A União Europeia está sendo desmantelada justamente pela disparidade dos países-membros. Os alemães não querem mais financiar a Grécia, tal qual SP em algum momento não concordará em bancar o clientelismo nordestino.
Alguns preferem o caminho do progresso, outros trilham (ou são obrigados a trilhar) o caminho da servidão. Essas agendas tão díspares são incompatíveis numa união federativa.
Falência informacional.
Lula acredita no controle da mídia — falou sobre o assunto sem nenhuma censura (oops) durante a campanha. A grande mídia espera voltar a mamar nas tetas do estado e, claro, dará a contrapartida de noticiário favorável ao governo.
É daí para pior. Durante o processo eleitoral, testemunhamos uma censura descarada, inclusive com prerrogativas censoras ex-ante, virou minority report. Para tanto, contou-se com o voto lamentável de uma ministra do STF, “eu sei que está errado, eu sei que é ilegal, mas vou aprovar”, um momento singularmente trágico para nossa história.
Durante o governo "fascista" de Bolsonaro, os “artistas” puderam postar imagens do presidente num caixão com flores, ou montagem de um jogo de futebol onde a bola era a cabeça do presidente. Um jornalista desejou publicamente a morte de Bolsonaro quando o presidente contraiu covid-19. Bolsonaro é o fascista mais incompetente da História, pois deixou a sociedade falar mal à vontade. Pior: deixou haver eleições livres, vejam só!
Já os “democratas” das altas cortes pensam diferente. Prendem quem posta comentários negativos sobre eles, invadem contas de celular e por aí vai. Abusam do poder que têm e do que não têm, não tendo nenhuma censura (oops) em legislar amiúde. Ah, e nada de eleições justas.

> **Itens extraídos**
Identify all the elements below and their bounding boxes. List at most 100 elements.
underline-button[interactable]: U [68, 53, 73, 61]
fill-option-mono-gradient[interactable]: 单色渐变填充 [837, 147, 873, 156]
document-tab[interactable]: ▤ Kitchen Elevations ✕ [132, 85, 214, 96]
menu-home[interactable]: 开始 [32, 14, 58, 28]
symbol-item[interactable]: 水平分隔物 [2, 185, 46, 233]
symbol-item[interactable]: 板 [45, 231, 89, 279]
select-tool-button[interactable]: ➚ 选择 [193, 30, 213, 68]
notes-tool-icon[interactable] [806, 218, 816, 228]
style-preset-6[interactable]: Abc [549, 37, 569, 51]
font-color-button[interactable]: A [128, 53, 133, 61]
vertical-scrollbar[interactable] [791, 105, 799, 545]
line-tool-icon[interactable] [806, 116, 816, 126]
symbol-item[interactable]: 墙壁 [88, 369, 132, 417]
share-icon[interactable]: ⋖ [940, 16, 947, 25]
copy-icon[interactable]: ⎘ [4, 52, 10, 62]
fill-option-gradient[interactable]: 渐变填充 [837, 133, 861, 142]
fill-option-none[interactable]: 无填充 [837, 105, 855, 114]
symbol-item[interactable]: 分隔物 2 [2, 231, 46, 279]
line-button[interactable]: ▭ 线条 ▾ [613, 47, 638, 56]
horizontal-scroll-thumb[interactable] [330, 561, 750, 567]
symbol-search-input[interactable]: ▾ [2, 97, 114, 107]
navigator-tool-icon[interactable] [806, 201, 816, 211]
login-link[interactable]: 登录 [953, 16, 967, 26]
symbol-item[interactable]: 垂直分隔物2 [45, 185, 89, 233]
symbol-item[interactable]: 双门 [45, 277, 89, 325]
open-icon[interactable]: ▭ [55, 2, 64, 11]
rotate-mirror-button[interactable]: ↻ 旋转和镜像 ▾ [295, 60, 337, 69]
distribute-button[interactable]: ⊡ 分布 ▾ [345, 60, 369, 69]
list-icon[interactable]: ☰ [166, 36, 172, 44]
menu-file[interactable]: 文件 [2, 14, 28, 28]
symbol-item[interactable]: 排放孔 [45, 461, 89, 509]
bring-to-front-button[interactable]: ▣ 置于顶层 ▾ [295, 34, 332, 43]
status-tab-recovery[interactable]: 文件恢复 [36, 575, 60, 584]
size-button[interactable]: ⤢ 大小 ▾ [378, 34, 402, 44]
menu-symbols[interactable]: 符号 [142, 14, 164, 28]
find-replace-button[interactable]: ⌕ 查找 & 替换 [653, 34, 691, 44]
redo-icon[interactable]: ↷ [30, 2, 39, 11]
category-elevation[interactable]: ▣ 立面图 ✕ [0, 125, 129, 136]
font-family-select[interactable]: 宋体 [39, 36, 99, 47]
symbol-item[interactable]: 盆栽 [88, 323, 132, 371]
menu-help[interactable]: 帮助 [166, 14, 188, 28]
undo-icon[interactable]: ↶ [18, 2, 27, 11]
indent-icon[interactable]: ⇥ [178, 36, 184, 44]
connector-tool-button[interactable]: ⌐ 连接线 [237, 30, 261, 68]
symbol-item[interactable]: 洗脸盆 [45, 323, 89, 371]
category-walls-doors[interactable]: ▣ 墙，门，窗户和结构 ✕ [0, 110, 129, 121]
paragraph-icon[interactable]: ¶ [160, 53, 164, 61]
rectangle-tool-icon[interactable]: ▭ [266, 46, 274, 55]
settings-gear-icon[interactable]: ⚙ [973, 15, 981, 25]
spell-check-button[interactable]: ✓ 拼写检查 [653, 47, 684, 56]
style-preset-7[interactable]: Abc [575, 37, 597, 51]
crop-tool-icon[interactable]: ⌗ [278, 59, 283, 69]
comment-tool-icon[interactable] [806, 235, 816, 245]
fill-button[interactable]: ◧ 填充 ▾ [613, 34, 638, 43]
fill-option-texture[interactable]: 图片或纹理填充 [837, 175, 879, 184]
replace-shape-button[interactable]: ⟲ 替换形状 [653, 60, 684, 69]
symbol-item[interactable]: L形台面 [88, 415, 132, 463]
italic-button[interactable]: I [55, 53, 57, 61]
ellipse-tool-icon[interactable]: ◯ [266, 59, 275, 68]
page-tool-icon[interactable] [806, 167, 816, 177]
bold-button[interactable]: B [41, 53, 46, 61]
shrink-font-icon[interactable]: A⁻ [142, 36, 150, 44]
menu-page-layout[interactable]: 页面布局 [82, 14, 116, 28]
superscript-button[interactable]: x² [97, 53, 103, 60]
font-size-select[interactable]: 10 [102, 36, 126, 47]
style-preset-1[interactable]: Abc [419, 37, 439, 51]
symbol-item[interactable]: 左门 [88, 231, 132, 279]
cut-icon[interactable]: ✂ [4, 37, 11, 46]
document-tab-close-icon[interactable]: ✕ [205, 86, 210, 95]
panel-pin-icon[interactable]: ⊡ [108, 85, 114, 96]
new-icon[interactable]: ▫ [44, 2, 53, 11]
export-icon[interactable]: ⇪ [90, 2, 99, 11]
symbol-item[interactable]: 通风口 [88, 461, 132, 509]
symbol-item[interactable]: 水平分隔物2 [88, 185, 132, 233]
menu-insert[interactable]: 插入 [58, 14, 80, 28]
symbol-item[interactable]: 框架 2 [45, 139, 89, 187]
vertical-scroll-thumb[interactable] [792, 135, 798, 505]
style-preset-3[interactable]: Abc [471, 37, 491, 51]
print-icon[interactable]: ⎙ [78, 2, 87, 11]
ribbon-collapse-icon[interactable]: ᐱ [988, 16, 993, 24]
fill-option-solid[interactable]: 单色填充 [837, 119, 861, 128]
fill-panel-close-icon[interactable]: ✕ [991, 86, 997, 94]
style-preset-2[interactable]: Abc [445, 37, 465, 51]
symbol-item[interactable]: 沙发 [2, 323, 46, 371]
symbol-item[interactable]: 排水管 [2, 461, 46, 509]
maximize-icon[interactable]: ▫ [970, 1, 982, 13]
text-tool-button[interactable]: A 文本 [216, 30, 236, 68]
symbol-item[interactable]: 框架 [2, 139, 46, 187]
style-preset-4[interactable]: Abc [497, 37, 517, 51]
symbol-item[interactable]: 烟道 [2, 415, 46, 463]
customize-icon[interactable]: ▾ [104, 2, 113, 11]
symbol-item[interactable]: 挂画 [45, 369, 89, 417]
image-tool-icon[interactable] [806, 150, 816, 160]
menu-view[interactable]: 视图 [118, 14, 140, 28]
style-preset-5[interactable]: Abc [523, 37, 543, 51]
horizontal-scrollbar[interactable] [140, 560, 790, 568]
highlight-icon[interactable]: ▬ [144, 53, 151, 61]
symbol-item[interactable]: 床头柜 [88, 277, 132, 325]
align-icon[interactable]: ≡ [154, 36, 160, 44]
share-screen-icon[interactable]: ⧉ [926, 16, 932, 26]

> **Enunciado**
Reproduza literalmente a parte do trecho que começa em "Lula acredita no" e segue até "favorável ao governo.".

> **Campo de resposta**
Lula acredita no controle da mídia — falou sobre o assunto sem nenhuma censura (oops) durante a campanha. A grande mídia espera voltar a mamar nas tetas do estado e, claro, dará a contrapartida de noticiário favorável ao governo.